**Aim**
Here are some records; copy every line that holds the word "tokens".

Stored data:
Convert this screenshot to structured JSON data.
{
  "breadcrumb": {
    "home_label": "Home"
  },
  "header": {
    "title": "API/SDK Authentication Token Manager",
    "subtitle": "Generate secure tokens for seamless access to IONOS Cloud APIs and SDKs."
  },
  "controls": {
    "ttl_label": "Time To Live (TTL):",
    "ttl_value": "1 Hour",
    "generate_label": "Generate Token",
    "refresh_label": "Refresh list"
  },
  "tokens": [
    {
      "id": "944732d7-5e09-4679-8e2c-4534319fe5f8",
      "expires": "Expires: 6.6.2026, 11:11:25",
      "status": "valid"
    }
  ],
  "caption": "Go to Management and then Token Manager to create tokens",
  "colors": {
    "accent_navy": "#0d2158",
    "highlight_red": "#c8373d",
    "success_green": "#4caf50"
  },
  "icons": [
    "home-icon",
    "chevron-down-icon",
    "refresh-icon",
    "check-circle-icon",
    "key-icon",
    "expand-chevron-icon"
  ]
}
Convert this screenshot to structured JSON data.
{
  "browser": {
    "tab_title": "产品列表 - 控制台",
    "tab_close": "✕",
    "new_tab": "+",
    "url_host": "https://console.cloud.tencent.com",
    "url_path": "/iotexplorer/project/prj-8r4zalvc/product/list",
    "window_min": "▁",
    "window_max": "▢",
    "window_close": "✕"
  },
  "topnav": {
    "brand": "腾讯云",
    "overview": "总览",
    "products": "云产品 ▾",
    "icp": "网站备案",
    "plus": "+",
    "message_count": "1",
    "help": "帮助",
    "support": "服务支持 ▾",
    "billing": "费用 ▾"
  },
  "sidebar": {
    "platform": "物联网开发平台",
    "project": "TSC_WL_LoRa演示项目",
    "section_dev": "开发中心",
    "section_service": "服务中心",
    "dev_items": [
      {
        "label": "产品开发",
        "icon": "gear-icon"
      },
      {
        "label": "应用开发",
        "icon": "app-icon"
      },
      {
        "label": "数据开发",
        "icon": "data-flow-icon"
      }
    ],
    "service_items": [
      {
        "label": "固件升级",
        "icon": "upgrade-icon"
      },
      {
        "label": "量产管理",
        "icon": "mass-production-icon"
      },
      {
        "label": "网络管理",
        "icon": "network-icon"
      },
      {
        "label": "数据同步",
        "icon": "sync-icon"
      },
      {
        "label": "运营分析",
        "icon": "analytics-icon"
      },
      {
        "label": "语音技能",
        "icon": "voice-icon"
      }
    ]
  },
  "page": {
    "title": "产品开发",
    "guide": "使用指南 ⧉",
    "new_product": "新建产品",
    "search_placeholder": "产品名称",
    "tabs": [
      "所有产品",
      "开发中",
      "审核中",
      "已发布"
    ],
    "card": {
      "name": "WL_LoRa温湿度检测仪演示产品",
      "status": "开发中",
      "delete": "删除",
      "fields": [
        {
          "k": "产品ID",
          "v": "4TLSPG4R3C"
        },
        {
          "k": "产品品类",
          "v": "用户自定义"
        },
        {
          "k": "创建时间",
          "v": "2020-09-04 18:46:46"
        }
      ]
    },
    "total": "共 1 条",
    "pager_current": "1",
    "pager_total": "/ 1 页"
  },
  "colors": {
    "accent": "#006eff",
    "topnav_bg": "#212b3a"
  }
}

**Solution to this problem**
    "subtitle": "Generate secure tokens for seamless access to IONOS Cloud APIs and SDKs."
  "tokens": [
  "caption": "Go to Management and then Token Manager to create tokens",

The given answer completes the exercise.